(Bounding box annotations)
__________________________________________________

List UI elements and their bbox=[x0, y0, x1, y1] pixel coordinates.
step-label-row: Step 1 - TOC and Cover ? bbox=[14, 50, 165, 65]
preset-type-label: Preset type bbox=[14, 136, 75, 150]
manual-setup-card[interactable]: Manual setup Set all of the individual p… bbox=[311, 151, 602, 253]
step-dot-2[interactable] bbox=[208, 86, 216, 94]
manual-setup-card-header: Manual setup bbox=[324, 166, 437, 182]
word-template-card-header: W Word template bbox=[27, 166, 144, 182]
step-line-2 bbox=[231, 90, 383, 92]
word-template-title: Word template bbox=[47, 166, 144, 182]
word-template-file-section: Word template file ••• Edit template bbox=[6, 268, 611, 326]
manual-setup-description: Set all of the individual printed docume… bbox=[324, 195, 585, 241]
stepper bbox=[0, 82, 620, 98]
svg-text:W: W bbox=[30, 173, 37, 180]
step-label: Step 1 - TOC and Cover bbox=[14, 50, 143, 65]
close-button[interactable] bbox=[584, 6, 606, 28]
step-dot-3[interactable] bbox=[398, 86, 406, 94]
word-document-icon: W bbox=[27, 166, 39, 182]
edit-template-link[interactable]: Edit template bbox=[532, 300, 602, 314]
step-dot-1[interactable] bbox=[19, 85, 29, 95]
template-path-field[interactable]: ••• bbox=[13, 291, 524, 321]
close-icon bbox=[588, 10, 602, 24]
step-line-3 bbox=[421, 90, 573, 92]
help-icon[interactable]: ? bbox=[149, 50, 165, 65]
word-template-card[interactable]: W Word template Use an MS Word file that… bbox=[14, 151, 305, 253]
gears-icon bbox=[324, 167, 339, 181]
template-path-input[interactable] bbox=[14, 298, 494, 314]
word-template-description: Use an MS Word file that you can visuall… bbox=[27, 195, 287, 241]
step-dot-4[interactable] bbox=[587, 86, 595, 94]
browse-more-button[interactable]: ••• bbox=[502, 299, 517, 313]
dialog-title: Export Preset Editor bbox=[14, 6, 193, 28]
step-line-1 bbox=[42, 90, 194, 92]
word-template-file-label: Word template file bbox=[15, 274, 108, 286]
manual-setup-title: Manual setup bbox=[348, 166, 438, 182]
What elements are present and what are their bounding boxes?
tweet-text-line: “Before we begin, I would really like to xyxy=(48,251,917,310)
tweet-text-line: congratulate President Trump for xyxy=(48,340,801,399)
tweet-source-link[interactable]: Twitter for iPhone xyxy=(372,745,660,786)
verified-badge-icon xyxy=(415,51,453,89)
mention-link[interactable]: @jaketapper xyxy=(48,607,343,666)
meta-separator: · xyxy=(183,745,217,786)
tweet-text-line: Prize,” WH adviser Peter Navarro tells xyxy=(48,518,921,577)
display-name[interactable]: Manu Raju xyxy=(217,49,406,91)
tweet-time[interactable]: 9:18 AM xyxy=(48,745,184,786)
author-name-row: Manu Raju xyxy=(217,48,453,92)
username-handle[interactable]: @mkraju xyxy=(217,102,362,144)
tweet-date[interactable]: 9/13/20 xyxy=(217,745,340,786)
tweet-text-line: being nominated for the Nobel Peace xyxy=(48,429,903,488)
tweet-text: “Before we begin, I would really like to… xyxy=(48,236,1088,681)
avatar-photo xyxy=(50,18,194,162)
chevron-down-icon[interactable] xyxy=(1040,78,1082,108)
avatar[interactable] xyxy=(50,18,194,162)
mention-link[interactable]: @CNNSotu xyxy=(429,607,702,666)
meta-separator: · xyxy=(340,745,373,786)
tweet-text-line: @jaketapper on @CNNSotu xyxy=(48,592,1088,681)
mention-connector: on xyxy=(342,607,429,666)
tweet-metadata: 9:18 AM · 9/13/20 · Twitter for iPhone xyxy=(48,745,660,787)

__________________________________________________

GIVEN PROBLEM — Copy the lines of the listing word for word, starting at its first line and ending at the line that contains "step-dot-2[interactable] bbox=[208, 86, 216, 94]", with that line included.

COMPLETE OUTPUT —
List UI elements and their bbox=[x0, y0, x1, y1] pixel coordinates.
step-label-row: Step 1 - TOC and Cover ? bbox=[14, 50, 165, 65]
preset-type-label: Preset type bbox=[14, 136, 75, 150]
manual-setup-card[interactable]: Manual setup Set all of the individual p… bbox=[311, 151, 602, 253]
step-dot-2[interactable] bbox=[208, 86, 216, 94]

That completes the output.